* _What is required_:
In full and without alteration, give the listing again.

[Source data]

====

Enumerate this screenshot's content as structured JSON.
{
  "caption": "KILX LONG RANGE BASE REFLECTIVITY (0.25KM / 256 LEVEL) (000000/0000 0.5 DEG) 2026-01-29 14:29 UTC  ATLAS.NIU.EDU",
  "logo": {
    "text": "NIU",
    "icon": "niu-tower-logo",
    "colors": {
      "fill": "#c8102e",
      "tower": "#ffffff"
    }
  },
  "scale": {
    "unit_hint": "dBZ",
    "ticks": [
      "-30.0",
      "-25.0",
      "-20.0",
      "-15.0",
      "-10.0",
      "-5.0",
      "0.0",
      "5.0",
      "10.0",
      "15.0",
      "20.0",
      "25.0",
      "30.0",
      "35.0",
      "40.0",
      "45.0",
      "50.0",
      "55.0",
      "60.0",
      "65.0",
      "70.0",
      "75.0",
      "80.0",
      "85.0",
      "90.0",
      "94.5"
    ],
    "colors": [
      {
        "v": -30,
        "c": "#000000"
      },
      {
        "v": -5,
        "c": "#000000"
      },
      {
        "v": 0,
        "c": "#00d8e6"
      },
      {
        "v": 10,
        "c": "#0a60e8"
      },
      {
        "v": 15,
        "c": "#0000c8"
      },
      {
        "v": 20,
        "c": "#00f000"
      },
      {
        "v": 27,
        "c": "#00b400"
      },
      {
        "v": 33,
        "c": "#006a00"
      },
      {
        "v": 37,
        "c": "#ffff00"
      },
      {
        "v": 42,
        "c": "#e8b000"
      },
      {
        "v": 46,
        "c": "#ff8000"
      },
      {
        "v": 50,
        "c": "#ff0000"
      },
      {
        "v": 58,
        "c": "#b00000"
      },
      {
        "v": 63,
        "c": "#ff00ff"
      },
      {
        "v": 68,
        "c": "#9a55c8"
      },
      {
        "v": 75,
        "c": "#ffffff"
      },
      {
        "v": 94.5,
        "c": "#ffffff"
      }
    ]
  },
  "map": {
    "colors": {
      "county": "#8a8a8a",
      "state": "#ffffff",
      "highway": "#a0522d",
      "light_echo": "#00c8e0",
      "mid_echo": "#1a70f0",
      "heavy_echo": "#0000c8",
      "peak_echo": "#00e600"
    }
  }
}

====

* _Expected output_:
Enumerate this screenshot's content as structured JSON.
{
  "caption": "KILX LONG RANGE BASE REFLECTIVITY (0.25KM / 256 LEVEL) (000000/0000 0.5 DEG) 2026-01-29 14:29 UTC  ATLAS.NIU.EDU",
  "logo": {
    "text": "NIU",
    "icon": "niu-tower-logo",
    "colors": {
      "fill": "#c8102e",
      "tower": "#ffffff"
    }
  },
  "scale": {
    "unit_hint": "dBZ",
    "ticks": [
      "-30.0",
      "-25.0",
      "-20.0",
      "-15.0",
      "-10.0",
      "-5.0",
      "0.0",
      "5.0",
      "10.0",
      "15.0",
      "20.0",
      "25.0",
      "30.0",
      "35.0",
      "40.0",
      "45.0",
      "50.0",
      "55.0",
      "60.0",
      "65.0",
      "70.0",
      "75.0",
      "80.0",
      "85.0",
      "90.0",
      "94.5"
    ],
    "colors": [
      {
        "v": -30,
        "c": "#000000"
      },
      {
        "v": -5,
        "c": "#000000"
      },
      {
        "v": 0,
        "c": "#00d8e6"
      },
      {
        "v": 10,
        "c": "#0a60e8"
      },
      {
        "v": 15,
        "c": "#0000c8"
      },
      {
        "v": 20,
        "c": "#00f000"
      },
      {
        "v": 27,
        "c": "#00b400"
      },
      {
        "v": 33,
        "c": "#006a00"
      },
      {
        "v": 37,
        "c": "#ffff00"
      },
      {
        "v": 42,
        "c": "#e8b000"
      },
      {
        "v": 46,
        "c": "#ff8000"
      },
      {
        "v": 50,
        "c": "#ff0000"
      },
      {
        "v": 58,
        "c": "#b00000"
      },
      {
        "v": 63,
        "c": "#ff00ff"
      },
      {
        "v": 68,
        "c": "#9a55c8"
      },
      {
        "v": 75,
        "c": "#ffffff"
      },
      {
        "v": 94.5,
        "c": "#ffffff"
      }
    ]
  },
  "map": {
    "colors": {
      "county": "#8a8a8a",
      "state": "#ffffff",
      "highway": "#a0522d",
      "light_echo": "#00c8e0",
      "mid_echo": "#1a70f0",
      "heavy_echo": "#0000c8",
      "peak_echo": "#00e600"
    }
  }
}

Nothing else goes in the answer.